SUPPLIED RECORDS:
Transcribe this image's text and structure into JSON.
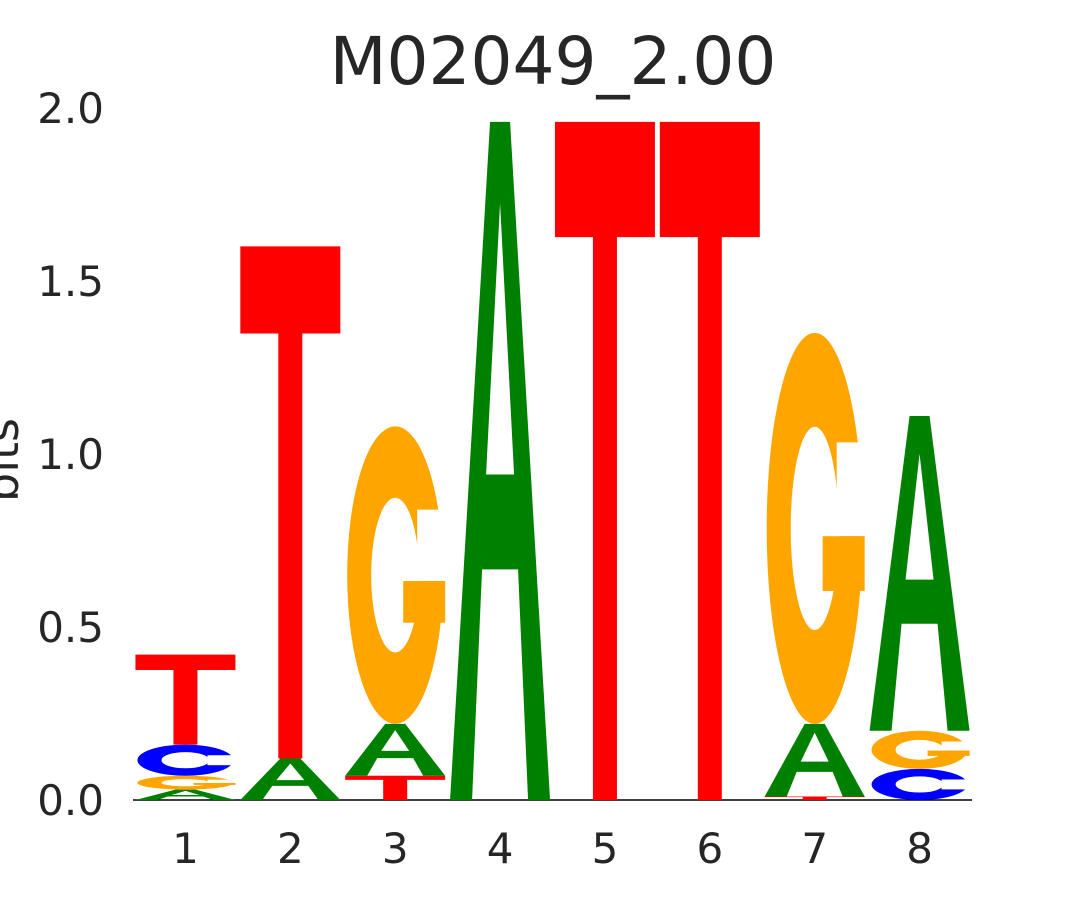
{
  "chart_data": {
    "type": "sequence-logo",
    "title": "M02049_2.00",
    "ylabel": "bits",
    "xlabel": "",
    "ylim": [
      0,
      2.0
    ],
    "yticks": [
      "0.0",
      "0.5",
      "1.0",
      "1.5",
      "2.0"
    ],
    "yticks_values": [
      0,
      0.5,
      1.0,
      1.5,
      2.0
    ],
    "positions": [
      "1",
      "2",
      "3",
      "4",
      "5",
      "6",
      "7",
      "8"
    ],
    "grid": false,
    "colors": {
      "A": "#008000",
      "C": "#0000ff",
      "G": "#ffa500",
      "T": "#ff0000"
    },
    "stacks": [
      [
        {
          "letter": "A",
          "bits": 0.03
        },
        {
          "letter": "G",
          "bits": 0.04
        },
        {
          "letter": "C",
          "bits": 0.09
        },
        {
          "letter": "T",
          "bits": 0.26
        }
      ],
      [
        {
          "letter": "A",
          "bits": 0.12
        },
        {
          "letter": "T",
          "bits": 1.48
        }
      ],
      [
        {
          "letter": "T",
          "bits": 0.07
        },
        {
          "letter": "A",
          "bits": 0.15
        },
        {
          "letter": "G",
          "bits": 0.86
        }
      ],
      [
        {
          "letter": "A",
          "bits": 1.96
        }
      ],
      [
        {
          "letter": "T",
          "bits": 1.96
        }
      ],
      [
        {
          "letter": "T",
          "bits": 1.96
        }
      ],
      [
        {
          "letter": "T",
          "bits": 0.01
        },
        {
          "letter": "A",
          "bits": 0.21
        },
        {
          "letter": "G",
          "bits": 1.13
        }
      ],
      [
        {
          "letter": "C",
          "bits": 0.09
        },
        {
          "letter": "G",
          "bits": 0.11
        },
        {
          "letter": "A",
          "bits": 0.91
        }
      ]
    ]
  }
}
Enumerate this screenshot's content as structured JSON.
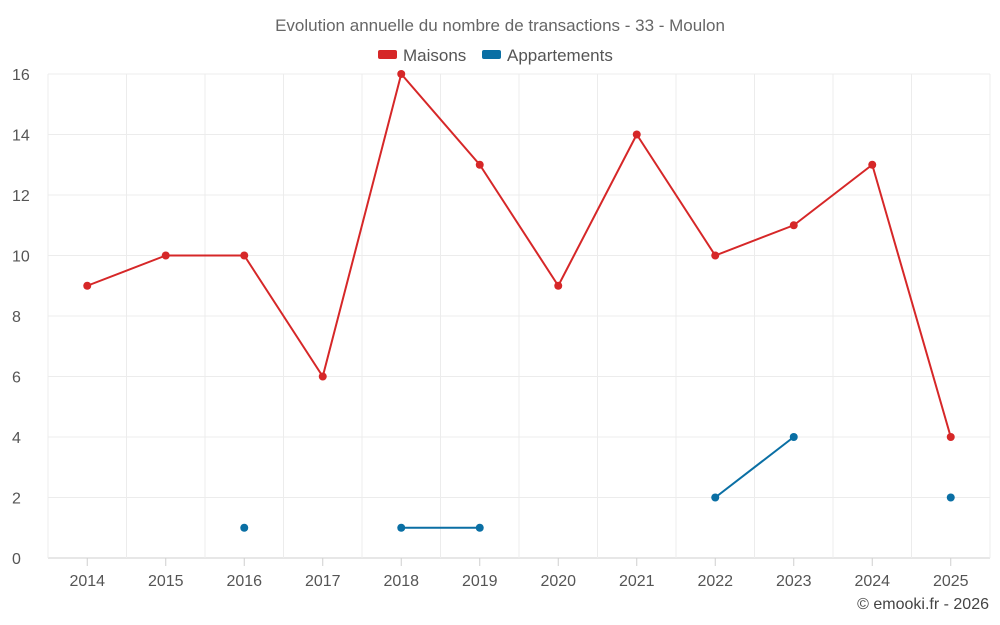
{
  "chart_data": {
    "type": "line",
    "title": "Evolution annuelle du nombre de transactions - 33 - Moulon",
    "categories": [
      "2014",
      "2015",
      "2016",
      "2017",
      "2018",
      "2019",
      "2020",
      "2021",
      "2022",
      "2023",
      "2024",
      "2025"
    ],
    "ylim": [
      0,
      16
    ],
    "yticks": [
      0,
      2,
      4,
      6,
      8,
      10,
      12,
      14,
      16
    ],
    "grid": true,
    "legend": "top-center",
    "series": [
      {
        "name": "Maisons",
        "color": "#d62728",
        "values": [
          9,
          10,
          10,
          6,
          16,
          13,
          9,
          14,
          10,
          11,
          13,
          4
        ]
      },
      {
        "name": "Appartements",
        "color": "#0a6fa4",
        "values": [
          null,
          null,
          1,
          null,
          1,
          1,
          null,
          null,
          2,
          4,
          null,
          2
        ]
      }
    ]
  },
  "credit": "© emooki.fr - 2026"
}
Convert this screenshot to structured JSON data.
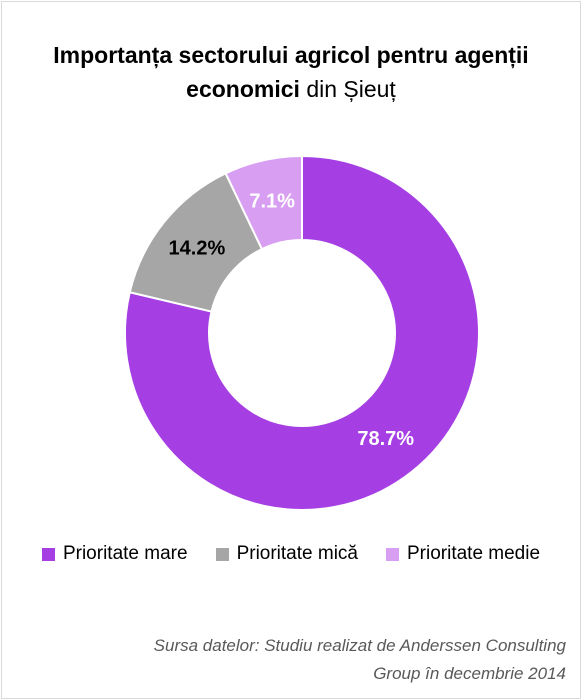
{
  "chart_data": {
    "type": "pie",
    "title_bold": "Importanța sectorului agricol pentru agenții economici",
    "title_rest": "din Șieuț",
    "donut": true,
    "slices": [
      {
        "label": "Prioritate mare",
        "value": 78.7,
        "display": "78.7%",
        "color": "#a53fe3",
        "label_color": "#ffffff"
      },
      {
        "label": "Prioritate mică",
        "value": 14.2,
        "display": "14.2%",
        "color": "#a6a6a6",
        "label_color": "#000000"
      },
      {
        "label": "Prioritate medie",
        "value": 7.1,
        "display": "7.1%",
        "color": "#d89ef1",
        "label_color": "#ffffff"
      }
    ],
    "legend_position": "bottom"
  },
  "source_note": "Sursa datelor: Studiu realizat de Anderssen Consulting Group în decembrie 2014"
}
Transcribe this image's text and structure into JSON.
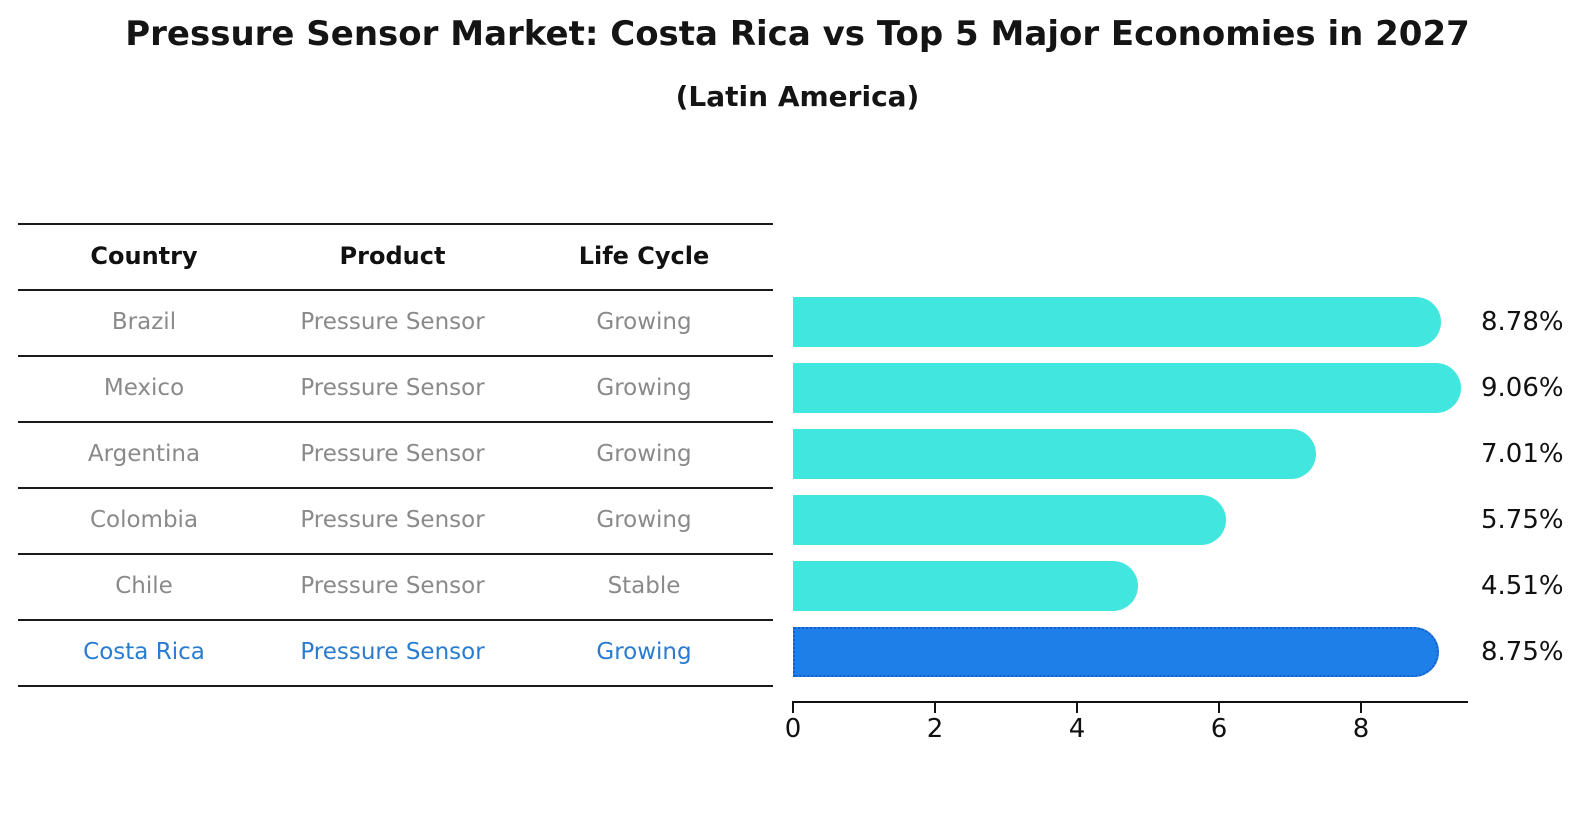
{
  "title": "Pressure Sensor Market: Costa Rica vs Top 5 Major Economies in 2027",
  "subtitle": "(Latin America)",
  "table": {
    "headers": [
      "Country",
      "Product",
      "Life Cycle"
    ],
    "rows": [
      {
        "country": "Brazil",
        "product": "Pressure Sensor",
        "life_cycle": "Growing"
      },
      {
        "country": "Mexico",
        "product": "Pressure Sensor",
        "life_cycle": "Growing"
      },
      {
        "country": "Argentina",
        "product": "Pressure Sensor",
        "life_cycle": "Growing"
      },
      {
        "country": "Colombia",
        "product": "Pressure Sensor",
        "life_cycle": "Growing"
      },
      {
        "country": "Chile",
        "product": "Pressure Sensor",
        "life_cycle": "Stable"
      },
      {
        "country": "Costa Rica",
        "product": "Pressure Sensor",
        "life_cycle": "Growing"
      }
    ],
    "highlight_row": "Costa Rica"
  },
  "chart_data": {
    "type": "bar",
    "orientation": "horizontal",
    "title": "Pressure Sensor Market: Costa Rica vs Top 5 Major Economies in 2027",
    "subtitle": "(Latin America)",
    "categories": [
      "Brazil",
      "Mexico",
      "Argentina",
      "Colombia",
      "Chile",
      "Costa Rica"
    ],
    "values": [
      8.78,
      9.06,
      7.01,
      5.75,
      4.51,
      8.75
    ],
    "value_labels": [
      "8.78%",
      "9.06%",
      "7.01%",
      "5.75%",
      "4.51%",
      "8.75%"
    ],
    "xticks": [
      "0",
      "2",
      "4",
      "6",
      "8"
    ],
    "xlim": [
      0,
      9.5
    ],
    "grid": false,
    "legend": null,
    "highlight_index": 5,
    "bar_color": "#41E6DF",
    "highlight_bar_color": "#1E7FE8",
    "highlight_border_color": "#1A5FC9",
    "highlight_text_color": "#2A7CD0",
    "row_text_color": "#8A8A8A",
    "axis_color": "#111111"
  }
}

WHAT THE EXERCISE ASKS:
Exactly as written, return every line of the listing, but not the pictures.

OUTPUT OF THE TASK:
Transcribe this image's text and structure into JSON.
{
  "chart_data": {
    "type": "sequence-logo",
    "title": "M02049_2.00",
    "ylabel": "bits",
    "xlabel": "",
    "ylim": [
      0,
      2.0
    ],
    "yticks": [
      "0.0",
      "0.5",
      "1.0",
      "1.5",
      "2.0"
    ],
    "yticks_values": [
      0,
      0.5,
      1.0,
      1.5,
      2.0
    ],
    "positions": [
      "1",
      "2",
      "3",
      "4",
      "5",
      "6",
      "7",
      "8"
    ],
    "grid": false,
    "colors": {
      "A": "#008000",
      "C": "#0000ff",
      "G": "#ffa500",
      "T": "#ff0000"
    },
    "stacks": [
      [
        {
          "letter": "A",
          "bits": 0.03
        },
        {
          "letter": "G",
          "bits": 0.04
        },
        {
          "letter": "C",
          "bits": 0.09
        },
        {
          "letter": "T",
          "bits": 0.26
        }
      ],
      [
        {
          "letter": "A",
          "bits": 0.12
        },
        {
          "letter": "T",
          "bits": 1.48
        }
      ],
      [
        {
          "letter": "T",
          "bits": 0.07
        },
        {
          "letter": "A",
          "bits": 0.15
        },
        {
          "letter": "G",
          "bits": 0.86
        }
      ],
      [
        {
          "letter": "A",
          "bits": 1.96
        }
      ],
      [
        {
          "letter": "T",
          "bits": 1.96
        }
      ],
      [
        {
          "letter": "T",
          "bits": 1.96
        }
      ],
      [
        {
          "letter": "T",
          "bits": 0.01
        },
        {
          "letter": "A",
          "bits": 0.21
        },
        {
          "letter": "G",
          "bits": 1.13
        }
      ],
      [
        {
          "letter": "C",
          "bits": 0.09
        },
        {
          "letter": "G",
          "bits": 0.11
        },
        {
          "letter": "A",
          "bits": 0.91
        }
      ]
    ]
  }
}
Enumerate this screenshot's content as structured JSON.
{
  "chart_data": {
    "type": "line",
    "title": "Evolution annuelle du nombre de transactions - 33 - Moulon",
    "categories": [
      "2014",
      "2015",
      "2016",
      "2017",
      "2018",
      "2019",
      "2020",
      "2021",
      "2022",
      "2023",
      "2024",
      "2025"
    ],
    "ylim": [
      0,
      16
    ],
    "yticks": [
      0,
      2,
      4,
      6,
      8,
      10,
      12,
      14,
      16
    ],
    "grid": true,
    "legend": "top-center",
    "series": [
      {
        "name": "Maisons",
        "color": "#d62728",
        "values": [
          9,
          10,
          10,
          6,
          16,
          13,
          9,
          14,
          10,
          11,
          13,
          4
        ]
      },
      {
        "name": "Appartements",
        "color": "#0a6fa4",
        "values": [
          null,
          null,
          1,
          null,
          1,
          1,
          null,
          null,
          2,
          4,
          null,
          2
        ]
      }
    ]
  },
  "credit": "© emooki.fr - 2026"
}
Convert this screenshot to structured JSON data.
{
  "chart_data": {
    "type": "pie",
    "title_bold": "Importanța sectorului agricol pentru agenții economici",
    "title_rest": "din Șieuț",
    "donut": true,
    "slices": [
      {
        "label": "Prioritate mare",
        "value": 78.7,
        "display": "78.7%",
        "color": "#a53fe3",
        "label_color": "#ffffff"
      },
      {
        "label": "Prioritate mică",
        "value": 14.2,
        "display": "14.2%",
        "color": "#a6a6a6",
        "label_color": "#000000"
      },
      {
        "label": "Prioritate medie",
        "value": 7.1,
        "display": "7.1%",
        "color": "#d89ef1",
        "label_color": "#ffffff"
      }
    ],
    "legend_position": "bottom"
  },
  "source_note": "Sursa datelor: Studiu realizat de Anderssen Consulting Group în decembrie 2014"
}
Transcribe this image's text and structure into JSON.
{
  "title": "Pressure Sensor Market: Costa Rica vs Top 5 Major Economies in 2027",
  "subtitle": "(Latin America)",
  "table": {
    "headers": [
      "Country",
      "Product",
      "Life Cycle"
    ],
    "rows": [
      {
        "country": "Brazil",
        "product": "Pressure Sensor",
        "life_cycle": "Growing"
      },
      {
        "country": "Mexico",
        "product": "Pressure Sensor",
        "life_cycle": "Growing"
      },
      {
        "country": "Argentina",
        "product": "Pressure Sensor",
        "life_cycle": "Growing"
      },
      {
        "country": "Colombia",
        "product": "Pressure Sensor",
        "life_cycle": "Growing"
      },
      {
        "country": "Chile",
        "product": "Pressure Sensor",
        "life_cycle": "Stable"
      },
      {
        "country": "Costa Rica",
        "product": "Pressure Sensor",
        "life_cycle": "Growing"
      }
    ],
    "highlight_row": "Costa Rica"
  },
  "chart_data": {
    "type": "bar",
    "orientation": "horizontal",
    "title": "Pressure Sensor Market: Costa Rica vs Top 5 Major Economies in 2027",
    "subtitle": "(Latin America)",
    "categories": [
      "Brazil",
      "Mexico",
      "Argentina",
      "Colombia",
      "Chile",
      "Costa Rica"
    ],
    "values": [
      8.78,
      9.06,
      7.01,
      5.75,
      4.51,
      8.75
    ],
    "value_labels": [
      "8.78%",
      "9.06%",
      "7.01%",
      "5.75%",
      "4.51%",
      "8.75%"
    ],
    "xticks": [
      "0",
      "2",
      "4",
      "6",
      "8"
    ],
    "xlim": [
      0,
      9.5
    ],
    "grid": false,
    "legend": null,
    "highlight_index": 5,
    "bar_color": "#41E6DF",
    "highlight_bar_color": "#1E7FE8",
    "highlight_border_color": "#1A5FC9",
    "highlight_text_color": "#2A7CD0",
    "row_text_color": "#8A8A8A",
    "axis_color": "#111111"
  }
}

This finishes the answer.